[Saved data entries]
* * *
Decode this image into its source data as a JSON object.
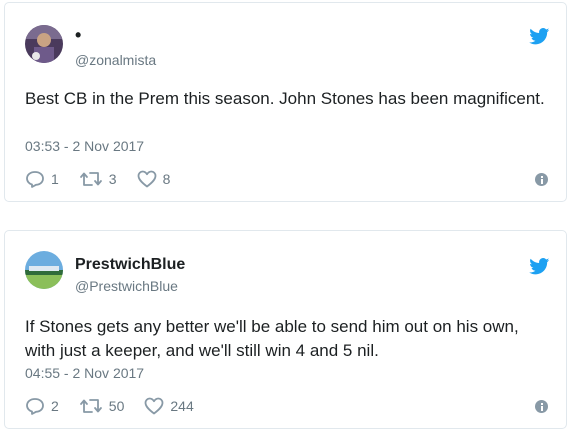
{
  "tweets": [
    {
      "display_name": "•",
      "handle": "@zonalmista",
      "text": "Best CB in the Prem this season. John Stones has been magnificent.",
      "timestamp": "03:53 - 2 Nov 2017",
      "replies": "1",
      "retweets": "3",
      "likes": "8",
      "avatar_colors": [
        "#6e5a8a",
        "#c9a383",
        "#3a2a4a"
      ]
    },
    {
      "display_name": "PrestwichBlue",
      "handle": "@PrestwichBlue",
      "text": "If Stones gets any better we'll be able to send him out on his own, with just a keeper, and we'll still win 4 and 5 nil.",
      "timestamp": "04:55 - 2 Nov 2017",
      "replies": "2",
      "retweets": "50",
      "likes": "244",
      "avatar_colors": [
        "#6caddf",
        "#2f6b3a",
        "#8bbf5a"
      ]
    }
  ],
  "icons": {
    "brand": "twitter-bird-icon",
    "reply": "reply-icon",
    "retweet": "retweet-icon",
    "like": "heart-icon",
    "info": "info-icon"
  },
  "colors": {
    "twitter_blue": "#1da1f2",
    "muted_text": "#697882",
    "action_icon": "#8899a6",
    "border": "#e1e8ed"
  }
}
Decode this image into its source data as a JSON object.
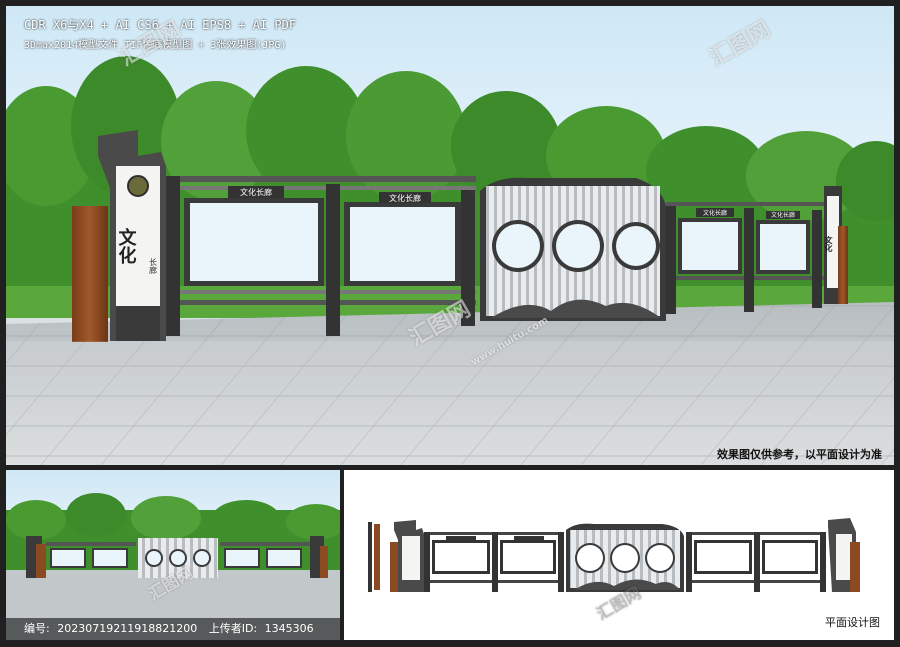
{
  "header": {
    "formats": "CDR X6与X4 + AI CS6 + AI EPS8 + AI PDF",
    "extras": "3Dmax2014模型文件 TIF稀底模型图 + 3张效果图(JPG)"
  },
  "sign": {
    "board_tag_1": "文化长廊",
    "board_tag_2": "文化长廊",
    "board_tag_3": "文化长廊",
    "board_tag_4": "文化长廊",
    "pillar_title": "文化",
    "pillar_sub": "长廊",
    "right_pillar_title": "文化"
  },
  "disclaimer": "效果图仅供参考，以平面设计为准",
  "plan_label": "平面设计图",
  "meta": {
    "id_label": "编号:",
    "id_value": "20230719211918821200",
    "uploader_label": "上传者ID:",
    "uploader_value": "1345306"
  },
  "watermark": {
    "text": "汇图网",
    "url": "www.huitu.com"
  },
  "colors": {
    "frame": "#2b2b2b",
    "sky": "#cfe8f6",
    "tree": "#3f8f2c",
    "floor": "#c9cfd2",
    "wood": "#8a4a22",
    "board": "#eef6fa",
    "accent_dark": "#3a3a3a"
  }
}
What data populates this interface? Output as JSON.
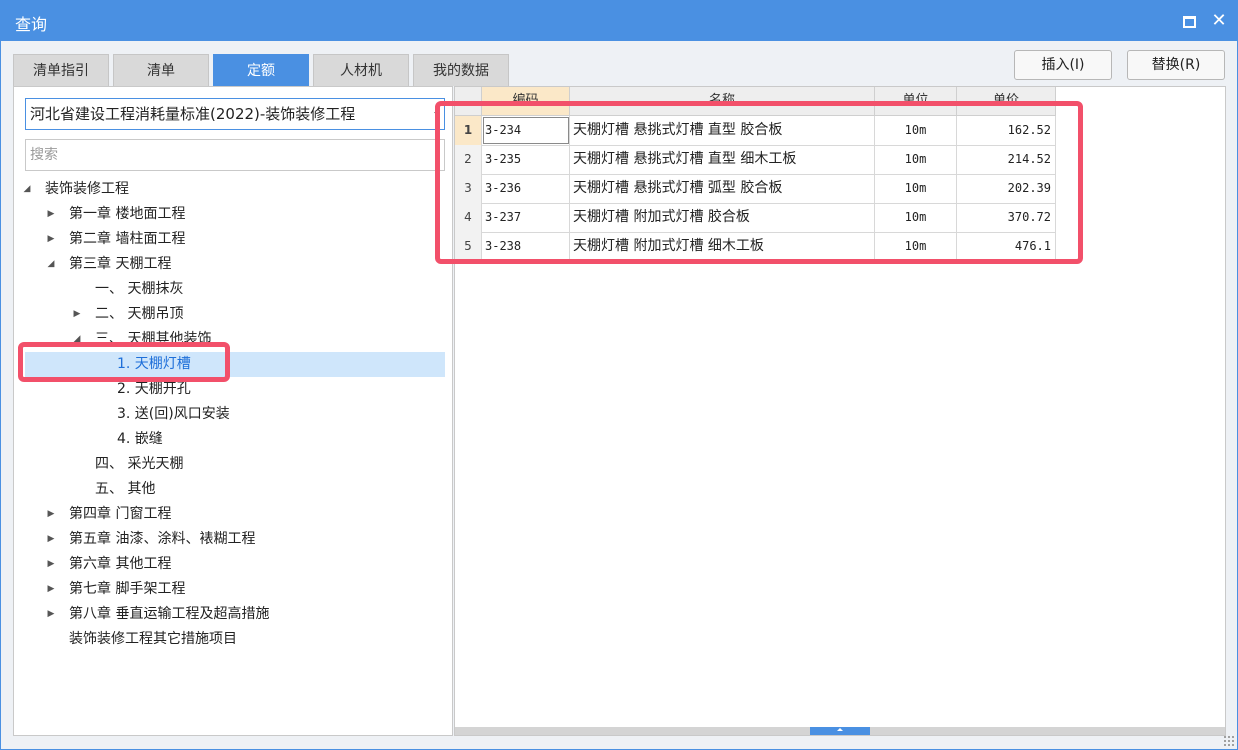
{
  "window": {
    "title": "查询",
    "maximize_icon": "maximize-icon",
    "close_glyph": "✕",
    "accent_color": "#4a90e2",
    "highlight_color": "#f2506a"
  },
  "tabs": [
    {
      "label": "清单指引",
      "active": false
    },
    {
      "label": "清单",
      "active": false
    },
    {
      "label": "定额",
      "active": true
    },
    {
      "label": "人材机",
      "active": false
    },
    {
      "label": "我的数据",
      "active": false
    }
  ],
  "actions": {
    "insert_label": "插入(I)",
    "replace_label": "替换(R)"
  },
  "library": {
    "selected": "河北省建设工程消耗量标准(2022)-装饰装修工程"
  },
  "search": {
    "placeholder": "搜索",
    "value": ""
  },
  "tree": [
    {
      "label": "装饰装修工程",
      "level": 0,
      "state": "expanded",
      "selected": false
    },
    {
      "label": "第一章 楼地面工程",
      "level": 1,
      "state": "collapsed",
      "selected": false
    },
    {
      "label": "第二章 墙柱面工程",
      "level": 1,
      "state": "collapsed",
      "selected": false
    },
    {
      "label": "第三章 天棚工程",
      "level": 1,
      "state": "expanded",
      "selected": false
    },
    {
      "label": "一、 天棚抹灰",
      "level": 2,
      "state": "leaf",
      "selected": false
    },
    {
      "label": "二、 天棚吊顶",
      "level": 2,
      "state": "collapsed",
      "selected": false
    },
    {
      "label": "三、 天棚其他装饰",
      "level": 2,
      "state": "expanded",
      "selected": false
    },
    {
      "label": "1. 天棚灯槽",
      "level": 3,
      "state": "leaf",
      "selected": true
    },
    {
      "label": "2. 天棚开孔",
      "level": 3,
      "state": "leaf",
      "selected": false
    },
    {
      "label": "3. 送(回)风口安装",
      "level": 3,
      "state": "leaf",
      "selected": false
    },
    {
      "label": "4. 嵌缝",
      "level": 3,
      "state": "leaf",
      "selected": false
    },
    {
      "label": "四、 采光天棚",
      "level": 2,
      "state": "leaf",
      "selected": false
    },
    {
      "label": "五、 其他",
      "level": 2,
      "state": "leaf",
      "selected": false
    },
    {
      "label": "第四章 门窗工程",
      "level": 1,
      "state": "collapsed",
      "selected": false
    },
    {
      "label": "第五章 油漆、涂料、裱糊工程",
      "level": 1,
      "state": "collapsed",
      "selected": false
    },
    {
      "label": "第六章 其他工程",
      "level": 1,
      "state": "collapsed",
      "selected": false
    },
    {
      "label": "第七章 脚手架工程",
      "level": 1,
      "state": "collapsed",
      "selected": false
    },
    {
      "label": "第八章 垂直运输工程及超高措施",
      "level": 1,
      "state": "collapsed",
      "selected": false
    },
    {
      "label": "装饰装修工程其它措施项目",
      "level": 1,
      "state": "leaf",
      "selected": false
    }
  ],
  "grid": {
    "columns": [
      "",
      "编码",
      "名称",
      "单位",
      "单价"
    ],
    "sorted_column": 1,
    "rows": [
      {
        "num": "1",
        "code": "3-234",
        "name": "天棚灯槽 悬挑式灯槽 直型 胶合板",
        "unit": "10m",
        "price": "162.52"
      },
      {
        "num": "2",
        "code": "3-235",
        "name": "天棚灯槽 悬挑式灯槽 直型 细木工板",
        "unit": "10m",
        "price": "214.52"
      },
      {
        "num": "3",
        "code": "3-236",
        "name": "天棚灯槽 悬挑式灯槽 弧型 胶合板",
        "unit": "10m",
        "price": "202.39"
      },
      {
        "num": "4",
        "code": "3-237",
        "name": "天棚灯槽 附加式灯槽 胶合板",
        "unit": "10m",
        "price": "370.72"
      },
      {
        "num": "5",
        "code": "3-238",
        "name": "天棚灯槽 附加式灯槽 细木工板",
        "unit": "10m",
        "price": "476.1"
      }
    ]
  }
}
* * *
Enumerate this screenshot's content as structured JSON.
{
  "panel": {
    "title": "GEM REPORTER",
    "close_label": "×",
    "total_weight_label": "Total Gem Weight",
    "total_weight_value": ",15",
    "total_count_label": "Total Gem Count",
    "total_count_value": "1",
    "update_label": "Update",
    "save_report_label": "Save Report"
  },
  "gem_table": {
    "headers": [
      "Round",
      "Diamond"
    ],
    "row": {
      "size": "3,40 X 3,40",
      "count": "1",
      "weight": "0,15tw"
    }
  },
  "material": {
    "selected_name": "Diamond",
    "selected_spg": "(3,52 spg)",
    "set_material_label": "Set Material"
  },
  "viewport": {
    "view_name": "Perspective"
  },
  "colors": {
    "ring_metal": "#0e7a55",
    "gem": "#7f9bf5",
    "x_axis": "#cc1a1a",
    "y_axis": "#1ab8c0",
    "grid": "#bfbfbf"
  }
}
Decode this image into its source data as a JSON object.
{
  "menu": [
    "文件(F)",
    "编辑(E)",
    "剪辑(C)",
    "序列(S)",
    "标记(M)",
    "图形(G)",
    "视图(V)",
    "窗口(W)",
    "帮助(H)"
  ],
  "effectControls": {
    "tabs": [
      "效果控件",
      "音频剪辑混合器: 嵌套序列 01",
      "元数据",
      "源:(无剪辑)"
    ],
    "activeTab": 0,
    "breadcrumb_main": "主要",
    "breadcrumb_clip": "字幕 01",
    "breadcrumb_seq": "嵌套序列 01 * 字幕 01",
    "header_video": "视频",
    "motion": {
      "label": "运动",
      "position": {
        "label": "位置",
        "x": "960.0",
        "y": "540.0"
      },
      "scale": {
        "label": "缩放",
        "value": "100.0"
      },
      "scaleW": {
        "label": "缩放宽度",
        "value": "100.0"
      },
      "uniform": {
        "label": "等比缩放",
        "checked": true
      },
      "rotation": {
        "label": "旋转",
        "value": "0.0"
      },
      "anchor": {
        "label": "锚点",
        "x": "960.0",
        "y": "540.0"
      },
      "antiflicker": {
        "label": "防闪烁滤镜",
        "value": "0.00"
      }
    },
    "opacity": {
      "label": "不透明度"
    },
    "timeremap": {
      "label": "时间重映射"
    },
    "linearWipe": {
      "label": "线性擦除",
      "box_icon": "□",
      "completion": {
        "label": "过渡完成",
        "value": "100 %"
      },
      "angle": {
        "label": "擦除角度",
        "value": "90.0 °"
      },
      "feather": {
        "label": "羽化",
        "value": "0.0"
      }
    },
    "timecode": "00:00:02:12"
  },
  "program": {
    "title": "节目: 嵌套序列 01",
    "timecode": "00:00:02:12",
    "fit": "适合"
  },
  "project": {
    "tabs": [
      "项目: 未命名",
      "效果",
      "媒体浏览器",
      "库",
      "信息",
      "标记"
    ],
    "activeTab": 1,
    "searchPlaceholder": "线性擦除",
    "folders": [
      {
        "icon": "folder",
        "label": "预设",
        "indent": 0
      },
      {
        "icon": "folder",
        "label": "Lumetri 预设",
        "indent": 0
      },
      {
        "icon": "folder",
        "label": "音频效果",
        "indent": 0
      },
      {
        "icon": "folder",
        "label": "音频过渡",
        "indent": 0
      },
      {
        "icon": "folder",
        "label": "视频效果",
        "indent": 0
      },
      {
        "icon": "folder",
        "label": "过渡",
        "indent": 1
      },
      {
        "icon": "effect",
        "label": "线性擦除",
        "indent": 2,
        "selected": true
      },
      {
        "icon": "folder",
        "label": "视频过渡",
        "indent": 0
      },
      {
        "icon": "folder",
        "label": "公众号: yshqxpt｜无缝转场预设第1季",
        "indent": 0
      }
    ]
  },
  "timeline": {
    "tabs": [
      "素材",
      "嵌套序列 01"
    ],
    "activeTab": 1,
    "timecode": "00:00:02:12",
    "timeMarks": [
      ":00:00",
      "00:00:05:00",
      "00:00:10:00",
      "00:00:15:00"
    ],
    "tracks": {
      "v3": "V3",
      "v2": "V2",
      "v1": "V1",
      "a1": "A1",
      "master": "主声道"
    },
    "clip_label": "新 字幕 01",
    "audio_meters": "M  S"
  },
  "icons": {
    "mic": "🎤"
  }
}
* * *
▶ _BRIEF_
Using the material above, copy every line in which the string "PrestwichBlue" occurs.

▶ _SOLUTION_
      "display_name": "PrestwichBlue",
      "handle": "@PrestwichBlue",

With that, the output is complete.